Goal of the exercise: In the data below, find every line that has the string "this", and copy it.

Excerpt from a dataset:
-- start --

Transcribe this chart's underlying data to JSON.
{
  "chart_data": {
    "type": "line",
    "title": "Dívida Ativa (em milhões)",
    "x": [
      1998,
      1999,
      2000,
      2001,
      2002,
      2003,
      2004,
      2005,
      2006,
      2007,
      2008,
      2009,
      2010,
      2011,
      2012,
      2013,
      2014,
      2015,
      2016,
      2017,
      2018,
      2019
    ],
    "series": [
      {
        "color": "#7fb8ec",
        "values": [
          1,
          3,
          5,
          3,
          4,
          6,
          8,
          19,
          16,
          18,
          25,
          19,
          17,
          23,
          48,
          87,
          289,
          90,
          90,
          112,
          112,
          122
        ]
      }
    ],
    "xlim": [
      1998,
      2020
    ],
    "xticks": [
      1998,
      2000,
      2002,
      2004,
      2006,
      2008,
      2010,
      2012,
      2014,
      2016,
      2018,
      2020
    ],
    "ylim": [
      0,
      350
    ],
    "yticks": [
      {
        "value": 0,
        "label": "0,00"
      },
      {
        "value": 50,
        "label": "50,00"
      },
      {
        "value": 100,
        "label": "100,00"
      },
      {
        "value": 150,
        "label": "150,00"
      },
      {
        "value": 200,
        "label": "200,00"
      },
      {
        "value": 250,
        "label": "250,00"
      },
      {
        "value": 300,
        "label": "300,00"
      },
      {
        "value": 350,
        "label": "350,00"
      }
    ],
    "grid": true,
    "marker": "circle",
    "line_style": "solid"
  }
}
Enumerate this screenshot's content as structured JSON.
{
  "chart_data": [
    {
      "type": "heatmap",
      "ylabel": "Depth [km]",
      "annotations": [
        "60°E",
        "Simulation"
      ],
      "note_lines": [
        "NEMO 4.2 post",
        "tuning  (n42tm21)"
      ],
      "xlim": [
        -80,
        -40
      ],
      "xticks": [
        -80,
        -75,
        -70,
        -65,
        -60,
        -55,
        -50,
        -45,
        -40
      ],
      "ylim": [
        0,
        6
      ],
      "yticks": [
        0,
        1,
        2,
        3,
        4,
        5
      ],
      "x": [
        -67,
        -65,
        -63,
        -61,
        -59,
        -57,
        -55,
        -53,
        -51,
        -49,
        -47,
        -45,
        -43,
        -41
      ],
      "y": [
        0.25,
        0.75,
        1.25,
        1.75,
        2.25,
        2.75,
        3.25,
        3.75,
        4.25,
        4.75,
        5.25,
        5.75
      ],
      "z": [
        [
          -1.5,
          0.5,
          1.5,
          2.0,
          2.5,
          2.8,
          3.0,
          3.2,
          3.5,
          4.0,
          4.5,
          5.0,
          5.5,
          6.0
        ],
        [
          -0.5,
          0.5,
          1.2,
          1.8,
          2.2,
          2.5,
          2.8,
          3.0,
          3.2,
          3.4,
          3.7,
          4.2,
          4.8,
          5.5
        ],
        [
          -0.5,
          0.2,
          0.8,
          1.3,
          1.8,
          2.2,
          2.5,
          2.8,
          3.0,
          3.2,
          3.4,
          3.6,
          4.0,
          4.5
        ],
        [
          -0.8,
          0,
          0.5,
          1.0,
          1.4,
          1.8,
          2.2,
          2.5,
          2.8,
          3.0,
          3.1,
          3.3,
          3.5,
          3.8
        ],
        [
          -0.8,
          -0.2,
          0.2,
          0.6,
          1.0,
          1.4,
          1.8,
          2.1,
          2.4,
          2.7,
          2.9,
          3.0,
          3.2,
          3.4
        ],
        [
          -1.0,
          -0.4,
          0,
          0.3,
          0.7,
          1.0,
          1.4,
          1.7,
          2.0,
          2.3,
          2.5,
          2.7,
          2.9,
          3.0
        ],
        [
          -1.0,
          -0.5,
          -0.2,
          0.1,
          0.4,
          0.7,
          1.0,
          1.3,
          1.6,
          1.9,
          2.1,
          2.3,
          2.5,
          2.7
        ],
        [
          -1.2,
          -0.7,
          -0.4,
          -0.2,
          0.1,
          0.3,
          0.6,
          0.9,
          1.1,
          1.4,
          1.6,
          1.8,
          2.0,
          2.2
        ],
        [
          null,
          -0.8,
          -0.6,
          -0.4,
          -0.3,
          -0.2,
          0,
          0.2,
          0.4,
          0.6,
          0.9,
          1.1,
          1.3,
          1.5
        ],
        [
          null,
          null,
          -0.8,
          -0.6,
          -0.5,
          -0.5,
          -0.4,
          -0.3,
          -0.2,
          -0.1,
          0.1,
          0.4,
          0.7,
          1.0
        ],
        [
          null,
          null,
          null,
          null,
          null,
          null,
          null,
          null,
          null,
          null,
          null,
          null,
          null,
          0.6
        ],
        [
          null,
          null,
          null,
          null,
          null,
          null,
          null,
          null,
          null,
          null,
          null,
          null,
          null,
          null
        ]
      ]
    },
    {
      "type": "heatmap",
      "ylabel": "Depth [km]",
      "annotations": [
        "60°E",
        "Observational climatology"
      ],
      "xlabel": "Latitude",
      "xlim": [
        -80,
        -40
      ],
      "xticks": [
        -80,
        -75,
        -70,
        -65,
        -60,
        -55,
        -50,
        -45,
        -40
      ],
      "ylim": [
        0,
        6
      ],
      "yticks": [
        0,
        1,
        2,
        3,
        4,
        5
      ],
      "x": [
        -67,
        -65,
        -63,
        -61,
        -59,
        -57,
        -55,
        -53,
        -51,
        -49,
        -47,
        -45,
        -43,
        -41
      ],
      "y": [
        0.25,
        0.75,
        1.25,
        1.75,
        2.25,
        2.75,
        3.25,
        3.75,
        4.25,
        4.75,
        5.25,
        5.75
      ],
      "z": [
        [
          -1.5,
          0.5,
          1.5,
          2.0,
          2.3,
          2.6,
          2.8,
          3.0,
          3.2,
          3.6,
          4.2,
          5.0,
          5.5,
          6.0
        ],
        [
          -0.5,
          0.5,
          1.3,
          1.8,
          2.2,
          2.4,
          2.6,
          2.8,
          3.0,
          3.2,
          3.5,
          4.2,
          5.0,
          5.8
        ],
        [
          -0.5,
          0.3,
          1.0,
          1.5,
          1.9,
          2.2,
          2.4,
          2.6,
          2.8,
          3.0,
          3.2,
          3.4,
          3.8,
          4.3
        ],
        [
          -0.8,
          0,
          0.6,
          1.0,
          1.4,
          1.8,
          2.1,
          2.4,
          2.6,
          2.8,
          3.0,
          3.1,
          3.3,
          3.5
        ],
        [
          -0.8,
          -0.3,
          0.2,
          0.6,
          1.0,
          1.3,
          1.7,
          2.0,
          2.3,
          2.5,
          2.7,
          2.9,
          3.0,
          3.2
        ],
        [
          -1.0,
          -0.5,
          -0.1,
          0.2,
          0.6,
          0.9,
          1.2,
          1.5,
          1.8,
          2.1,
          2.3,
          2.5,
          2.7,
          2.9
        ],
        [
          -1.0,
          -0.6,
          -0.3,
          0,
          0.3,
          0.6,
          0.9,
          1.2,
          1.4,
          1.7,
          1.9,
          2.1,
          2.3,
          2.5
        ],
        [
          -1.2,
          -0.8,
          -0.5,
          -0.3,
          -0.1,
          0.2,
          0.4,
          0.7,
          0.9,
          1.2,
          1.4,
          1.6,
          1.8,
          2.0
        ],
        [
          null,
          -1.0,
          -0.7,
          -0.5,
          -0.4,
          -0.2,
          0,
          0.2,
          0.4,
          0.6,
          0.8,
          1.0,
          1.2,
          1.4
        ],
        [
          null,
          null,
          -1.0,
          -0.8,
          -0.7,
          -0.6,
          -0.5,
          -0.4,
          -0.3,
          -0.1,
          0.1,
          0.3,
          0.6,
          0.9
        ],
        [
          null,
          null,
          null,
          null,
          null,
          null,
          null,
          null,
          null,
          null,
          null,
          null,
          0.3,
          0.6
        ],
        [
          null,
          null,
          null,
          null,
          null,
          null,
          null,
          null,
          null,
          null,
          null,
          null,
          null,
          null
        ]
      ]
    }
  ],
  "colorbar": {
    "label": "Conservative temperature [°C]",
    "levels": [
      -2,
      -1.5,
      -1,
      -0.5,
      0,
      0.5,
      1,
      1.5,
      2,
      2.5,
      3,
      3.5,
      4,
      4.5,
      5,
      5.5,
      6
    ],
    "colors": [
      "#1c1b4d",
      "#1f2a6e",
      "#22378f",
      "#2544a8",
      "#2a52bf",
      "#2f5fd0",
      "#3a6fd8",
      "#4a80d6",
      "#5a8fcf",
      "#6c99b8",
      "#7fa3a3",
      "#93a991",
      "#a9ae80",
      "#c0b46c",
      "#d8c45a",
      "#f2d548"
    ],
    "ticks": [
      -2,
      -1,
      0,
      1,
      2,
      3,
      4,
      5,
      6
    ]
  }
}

-- end --

The solution:
Transcribe this chart's underlying data to JSON.
Enumerate this screenshot's content as structured JSON.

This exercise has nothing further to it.